> **INSTRUCTION**
From the entries below, copy every line that holds the word "champions".

> **MATERIAL SHOWN**
⟨

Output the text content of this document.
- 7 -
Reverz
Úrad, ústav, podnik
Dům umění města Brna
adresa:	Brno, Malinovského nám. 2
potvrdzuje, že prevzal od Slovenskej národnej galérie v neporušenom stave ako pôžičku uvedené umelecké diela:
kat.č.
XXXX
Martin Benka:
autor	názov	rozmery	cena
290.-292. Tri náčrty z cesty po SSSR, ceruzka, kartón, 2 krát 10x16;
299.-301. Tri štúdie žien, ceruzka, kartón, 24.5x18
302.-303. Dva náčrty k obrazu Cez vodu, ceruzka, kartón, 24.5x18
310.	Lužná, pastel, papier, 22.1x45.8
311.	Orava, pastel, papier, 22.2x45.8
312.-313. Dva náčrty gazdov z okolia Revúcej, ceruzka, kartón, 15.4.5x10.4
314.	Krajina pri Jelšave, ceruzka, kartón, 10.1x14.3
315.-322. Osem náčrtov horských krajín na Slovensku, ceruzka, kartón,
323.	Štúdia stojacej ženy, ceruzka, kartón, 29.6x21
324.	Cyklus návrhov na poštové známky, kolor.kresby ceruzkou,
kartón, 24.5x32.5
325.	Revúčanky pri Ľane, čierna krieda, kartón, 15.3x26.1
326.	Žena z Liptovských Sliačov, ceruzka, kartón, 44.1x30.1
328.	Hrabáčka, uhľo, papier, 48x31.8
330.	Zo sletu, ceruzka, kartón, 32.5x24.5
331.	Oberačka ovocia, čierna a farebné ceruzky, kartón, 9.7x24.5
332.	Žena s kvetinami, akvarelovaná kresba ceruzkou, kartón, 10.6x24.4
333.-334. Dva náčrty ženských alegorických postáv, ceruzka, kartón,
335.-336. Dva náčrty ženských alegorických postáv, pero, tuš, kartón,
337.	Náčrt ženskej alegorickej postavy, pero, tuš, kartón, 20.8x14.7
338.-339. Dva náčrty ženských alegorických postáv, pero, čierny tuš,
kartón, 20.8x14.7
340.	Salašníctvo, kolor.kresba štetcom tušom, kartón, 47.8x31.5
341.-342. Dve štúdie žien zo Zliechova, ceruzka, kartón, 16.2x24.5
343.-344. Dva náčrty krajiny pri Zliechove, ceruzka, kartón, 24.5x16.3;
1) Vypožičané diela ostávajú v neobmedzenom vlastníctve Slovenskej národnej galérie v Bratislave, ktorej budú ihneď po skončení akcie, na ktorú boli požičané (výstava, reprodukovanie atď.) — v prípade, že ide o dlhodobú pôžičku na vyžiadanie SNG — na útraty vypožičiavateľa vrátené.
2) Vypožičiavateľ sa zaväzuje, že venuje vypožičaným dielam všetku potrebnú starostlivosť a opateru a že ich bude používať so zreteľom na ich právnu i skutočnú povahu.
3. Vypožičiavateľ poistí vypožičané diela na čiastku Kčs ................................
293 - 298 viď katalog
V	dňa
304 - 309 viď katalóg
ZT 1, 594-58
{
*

⟩
⟨

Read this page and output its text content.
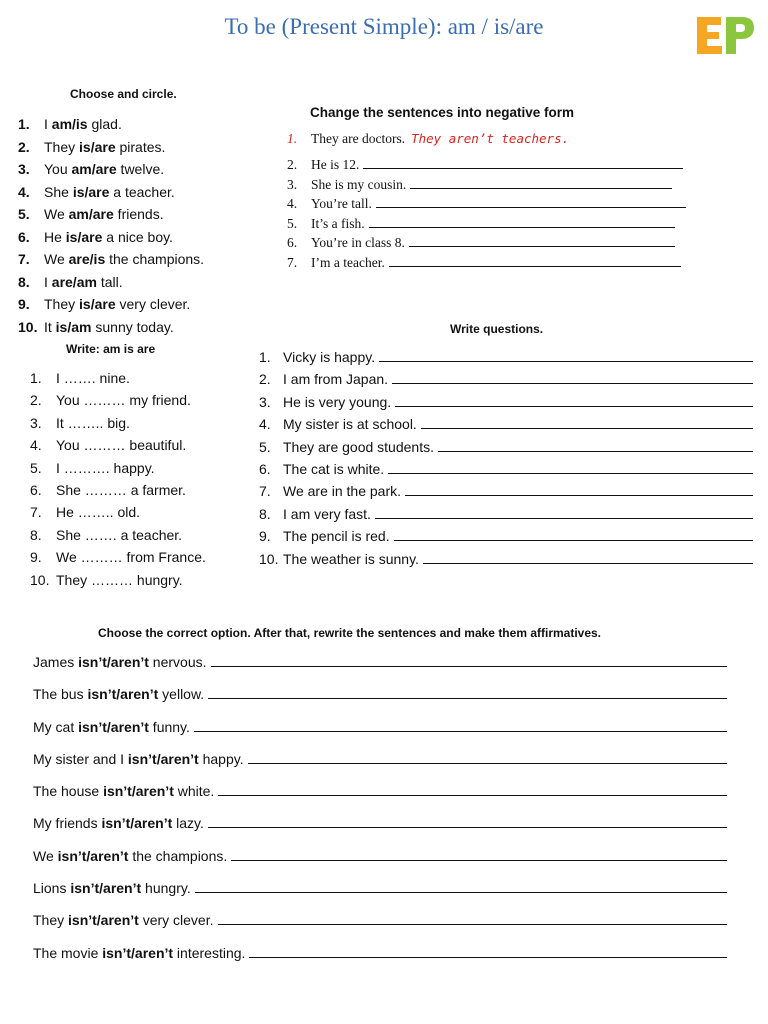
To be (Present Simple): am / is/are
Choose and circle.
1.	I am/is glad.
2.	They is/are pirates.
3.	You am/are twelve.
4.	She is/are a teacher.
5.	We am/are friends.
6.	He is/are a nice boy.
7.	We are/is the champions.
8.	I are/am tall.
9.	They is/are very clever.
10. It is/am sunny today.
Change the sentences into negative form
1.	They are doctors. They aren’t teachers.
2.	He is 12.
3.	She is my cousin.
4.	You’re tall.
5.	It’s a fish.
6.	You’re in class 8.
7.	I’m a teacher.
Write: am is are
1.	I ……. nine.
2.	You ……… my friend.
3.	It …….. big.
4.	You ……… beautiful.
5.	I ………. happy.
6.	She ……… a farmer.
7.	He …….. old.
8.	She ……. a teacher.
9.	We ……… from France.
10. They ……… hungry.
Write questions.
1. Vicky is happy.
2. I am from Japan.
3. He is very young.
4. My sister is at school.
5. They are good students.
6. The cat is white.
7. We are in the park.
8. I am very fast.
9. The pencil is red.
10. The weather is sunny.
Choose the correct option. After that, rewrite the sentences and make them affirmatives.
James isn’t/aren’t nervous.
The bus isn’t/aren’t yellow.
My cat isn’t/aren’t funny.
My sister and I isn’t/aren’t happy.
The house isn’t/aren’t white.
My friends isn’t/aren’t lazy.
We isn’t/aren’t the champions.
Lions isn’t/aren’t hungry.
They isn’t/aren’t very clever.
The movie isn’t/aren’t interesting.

⟩

> **SOLUTION TO THE PROBLEM**
7.	We are/is the champions.
We isn’t/aren’t the champions.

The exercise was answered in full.